- **What to do**: Search the material and gather each line with "York" in it.
---------- Provided material ----------
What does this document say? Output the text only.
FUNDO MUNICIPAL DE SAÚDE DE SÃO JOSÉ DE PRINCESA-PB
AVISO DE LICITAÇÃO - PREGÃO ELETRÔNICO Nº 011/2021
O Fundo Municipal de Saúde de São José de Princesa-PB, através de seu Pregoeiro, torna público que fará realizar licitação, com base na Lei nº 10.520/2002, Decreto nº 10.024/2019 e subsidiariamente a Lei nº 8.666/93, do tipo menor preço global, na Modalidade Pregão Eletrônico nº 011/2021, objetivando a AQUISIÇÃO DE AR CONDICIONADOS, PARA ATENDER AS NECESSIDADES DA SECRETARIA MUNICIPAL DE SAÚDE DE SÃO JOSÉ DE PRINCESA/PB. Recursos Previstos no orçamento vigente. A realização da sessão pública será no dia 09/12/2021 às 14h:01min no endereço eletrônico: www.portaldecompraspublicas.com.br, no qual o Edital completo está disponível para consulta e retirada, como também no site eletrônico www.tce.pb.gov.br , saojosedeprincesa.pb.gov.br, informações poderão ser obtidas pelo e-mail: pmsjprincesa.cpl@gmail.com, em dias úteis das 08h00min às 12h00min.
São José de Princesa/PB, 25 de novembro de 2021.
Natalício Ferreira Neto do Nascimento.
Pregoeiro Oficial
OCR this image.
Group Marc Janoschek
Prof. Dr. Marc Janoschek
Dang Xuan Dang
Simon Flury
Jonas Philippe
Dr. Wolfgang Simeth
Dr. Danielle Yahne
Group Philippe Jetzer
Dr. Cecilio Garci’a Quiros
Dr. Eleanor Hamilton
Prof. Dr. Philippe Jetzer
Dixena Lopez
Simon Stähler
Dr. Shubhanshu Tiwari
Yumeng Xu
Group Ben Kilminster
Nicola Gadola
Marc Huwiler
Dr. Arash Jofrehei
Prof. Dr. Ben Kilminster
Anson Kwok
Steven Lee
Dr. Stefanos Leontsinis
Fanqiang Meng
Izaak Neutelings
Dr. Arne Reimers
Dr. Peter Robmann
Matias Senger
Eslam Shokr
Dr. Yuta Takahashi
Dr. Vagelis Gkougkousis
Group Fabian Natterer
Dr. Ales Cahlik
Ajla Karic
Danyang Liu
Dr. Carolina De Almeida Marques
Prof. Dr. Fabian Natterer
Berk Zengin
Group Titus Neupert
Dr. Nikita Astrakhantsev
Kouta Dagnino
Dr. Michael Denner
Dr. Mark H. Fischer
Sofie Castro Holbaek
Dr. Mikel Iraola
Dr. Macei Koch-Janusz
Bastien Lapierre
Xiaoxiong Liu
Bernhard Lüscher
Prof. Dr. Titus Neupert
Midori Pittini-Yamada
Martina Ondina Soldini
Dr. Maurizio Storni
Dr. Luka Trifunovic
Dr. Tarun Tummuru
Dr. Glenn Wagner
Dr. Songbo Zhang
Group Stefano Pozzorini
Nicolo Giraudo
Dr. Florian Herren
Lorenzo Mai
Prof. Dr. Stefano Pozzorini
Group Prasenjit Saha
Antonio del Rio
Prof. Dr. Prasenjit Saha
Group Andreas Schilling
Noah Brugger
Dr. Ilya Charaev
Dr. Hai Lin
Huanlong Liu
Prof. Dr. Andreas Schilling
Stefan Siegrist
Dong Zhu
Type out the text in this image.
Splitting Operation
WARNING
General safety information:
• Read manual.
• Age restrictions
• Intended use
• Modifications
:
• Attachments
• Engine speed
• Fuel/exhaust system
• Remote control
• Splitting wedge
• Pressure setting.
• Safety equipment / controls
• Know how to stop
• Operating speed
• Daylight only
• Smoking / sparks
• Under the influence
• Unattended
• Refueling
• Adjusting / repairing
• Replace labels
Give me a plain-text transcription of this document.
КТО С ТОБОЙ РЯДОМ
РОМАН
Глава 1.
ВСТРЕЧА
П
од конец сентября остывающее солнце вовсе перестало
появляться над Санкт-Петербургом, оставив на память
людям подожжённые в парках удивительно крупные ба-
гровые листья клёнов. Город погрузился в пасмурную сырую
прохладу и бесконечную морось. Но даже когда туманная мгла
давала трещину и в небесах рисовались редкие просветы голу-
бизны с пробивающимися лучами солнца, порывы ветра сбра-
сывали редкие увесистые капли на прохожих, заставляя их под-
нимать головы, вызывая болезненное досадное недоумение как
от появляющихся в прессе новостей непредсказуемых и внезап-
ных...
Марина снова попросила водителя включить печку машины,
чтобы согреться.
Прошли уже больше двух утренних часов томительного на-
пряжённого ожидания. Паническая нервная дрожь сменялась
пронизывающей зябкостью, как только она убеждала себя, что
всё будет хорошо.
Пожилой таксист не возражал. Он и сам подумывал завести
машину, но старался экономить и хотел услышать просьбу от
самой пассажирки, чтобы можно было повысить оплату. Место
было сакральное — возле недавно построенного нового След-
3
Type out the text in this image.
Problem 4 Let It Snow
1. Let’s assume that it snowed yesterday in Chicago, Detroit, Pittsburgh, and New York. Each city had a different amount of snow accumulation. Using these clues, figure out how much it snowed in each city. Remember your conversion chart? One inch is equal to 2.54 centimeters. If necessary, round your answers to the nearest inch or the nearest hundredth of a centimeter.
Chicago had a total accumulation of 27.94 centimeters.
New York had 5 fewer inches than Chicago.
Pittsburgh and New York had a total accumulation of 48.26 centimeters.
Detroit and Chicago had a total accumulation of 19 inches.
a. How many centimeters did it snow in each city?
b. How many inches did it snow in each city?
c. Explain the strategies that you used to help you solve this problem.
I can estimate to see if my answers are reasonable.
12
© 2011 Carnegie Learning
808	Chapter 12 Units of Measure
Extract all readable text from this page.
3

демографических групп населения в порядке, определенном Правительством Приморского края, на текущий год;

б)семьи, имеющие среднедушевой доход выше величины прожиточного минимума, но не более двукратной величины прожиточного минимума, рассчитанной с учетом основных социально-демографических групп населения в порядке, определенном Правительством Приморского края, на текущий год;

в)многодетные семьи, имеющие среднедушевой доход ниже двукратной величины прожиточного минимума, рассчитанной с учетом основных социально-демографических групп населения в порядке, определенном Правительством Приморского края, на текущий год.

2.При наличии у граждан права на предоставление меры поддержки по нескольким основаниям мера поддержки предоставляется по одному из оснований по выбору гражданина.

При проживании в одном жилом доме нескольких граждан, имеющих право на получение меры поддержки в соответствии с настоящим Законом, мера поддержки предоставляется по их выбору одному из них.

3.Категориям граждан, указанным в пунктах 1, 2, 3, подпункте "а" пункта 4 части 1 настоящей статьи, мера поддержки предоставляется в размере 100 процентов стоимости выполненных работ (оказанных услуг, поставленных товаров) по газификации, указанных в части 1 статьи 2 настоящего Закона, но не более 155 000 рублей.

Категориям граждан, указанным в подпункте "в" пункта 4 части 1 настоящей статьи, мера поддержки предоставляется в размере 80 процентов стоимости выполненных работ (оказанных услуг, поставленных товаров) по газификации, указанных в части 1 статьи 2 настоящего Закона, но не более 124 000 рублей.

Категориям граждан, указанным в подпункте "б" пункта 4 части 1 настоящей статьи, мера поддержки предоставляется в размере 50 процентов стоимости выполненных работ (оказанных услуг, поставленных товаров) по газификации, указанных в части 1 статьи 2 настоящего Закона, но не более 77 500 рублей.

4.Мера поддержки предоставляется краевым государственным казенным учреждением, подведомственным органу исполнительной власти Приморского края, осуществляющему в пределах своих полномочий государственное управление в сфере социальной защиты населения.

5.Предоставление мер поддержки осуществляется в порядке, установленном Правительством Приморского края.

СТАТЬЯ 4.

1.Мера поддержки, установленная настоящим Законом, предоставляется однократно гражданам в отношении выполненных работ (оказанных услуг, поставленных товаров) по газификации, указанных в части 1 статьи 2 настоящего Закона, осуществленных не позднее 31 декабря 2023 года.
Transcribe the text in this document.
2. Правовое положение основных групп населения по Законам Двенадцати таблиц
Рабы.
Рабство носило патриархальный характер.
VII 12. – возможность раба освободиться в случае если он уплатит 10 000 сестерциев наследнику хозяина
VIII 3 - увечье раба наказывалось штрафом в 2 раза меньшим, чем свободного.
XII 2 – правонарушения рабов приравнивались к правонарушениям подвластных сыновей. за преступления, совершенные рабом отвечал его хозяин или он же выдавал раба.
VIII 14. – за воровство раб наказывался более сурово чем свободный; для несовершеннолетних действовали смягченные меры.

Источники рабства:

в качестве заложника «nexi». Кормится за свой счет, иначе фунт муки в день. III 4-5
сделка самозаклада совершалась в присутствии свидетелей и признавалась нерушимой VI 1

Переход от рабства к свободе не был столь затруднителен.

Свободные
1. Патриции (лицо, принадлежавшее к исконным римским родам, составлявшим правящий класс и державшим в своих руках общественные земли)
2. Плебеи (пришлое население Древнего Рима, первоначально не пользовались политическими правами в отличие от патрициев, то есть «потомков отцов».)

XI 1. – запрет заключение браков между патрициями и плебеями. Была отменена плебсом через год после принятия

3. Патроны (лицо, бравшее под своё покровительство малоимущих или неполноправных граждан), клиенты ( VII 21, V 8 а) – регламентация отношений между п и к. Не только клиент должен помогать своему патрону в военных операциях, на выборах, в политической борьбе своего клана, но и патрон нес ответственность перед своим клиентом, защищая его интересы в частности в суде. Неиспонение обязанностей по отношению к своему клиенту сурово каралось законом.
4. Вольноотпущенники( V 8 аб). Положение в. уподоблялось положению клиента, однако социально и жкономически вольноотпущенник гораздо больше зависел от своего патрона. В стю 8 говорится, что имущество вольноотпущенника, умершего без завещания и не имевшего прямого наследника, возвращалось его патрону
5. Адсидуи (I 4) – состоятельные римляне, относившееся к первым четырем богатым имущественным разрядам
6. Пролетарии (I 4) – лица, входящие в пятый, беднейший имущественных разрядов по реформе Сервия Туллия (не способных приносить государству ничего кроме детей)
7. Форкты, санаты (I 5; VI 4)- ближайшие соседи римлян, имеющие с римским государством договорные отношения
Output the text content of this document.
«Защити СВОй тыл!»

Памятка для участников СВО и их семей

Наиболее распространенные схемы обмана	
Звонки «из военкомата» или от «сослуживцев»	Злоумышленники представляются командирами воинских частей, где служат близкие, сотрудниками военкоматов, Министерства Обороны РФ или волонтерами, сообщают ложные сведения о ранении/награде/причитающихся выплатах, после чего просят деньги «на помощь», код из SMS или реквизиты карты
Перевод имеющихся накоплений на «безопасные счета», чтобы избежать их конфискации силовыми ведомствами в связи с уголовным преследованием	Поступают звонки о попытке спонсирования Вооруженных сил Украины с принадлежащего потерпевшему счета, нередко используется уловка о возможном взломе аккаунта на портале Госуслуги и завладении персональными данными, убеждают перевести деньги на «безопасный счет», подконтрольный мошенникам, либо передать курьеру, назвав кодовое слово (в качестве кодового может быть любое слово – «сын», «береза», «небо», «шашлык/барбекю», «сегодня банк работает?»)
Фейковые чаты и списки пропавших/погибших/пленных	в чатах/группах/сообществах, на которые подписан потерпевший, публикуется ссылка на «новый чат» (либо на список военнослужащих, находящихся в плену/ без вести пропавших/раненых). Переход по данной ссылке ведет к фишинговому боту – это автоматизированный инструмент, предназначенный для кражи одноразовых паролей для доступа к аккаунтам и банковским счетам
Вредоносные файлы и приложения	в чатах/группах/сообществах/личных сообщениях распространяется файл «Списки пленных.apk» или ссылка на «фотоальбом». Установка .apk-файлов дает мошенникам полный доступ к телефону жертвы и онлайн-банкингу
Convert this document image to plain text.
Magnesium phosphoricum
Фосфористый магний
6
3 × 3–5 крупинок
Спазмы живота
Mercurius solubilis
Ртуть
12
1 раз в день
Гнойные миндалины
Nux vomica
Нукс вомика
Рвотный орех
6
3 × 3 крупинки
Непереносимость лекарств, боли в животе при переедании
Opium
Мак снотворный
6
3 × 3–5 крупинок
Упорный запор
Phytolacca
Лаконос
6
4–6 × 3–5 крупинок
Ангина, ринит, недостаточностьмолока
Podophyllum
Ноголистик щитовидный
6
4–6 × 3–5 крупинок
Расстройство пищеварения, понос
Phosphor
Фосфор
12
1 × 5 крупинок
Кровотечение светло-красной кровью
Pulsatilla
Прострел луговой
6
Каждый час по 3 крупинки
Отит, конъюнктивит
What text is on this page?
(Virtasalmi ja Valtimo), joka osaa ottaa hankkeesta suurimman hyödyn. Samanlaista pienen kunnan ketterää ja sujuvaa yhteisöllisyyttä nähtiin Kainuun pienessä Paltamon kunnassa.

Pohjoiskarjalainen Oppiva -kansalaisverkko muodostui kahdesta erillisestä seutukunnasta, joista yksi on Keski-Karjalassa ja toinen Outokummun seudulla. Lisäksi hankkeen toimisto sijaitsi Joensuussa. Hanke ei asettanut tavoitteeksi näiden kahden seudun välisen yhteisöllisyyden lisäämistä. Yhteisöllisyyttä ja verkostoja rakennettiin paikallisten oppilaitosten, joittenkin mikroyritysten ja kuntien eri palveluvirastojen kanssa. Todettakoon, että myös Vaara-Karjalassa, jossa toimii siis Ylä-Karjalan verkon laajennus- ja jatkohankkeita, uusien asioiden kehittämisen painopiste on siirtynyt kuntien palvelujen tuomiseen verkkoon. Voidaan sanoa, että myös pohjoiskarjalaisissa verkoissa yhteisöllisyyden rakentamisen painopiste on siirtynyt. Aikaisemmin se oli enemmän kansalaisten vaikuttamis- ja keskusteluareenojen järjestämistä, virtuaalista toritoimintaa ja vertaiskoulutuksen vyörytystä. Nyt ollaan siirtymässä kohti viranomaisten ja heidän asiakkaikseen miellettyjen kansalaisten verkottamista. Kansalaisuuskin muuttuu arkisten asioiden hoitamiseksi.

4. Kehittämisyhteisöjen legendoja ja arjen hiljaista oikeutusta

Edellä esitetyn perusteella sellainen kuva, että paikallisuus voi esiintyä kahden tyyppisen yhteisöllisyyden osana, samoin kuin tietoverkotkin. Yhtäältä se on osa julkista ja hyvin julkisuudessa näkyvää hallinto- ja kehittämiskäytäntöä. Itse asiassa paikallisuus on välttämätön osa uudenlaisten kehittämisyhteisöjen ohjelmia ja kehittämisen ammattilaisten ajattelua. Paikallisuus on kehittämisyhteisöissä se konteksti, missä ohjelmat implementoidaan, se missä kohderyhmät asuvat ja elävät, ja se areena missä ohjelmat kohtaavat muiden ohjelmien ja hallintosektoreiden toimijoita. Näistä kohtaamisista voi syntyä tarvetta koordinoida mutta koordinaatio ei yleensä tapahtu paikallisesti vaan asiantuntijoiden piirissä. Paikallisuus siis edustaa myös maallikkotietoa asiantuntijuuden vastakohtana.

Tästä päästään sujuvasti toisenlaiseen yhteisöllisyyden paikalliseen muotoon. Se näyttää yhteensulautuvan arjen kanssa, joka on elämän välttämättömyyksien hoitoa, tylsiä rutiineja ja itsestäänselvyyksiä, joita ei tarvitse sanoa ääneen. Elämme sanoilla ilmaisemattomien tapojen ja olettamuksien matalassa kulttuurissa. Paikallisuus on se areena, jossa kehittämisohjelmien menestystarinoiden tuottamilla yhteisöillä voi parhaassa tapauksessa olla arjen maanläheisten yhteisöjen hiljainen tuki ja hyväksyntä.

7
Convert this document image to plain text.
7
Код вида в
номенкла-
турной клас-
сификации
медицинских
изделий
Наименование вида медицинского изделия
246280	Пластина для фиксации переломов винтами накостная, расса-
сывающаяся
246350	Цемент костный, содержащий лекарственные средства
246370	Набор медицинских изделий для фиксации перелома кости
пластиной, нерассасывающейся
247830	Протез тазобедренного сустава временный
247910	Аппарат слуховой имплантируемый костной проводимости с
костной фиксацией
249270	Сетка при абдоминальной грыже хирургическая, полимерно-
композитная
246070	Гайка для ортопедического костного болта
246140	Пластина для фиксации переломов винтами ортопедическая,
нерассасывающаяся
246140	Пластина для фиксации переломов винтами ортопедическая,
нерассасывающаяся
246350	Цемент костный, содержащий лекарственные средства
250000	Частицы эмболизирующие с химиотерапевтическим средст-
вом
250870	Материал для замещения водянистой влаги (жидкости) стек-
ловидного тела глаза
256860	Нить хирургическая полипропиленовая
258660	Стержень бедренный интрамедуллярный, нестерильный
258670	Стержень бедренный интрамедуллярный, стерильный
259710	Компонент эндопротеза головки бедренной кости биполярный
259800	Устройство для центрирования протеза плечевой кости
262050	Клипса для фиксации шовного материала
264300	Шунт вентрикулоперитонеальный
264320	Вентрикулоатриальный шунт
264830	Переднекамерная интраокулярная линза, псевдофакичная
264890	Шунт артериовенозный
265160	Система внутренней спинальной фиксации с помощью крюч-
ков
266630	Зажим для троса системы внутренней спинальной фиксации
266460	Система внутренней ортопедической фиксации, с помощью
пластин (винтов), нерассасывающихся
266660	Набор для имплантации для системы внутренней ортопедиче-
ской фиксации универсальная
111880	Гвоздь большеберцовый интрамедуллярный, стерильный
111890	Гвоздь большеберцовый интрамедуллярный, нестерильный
----------
- **Answer below**:
1. Let’s assume that it snowed yesterday in Chicago, Detroit, Pittsburgh, and New York. Each city had a different amount of snow accumulation. Using these clues, figure out how much it snowed in each city. Remember your conversion chart? One inch is equal to 2.54 centimeters. If necessary, round your answers to the nearest inch or the nearest hundredth of a centimeter.
New York had 5 fewer inches than Chicago.
Pittsburgh and New York had a total accumulation of 48.26 centimeters.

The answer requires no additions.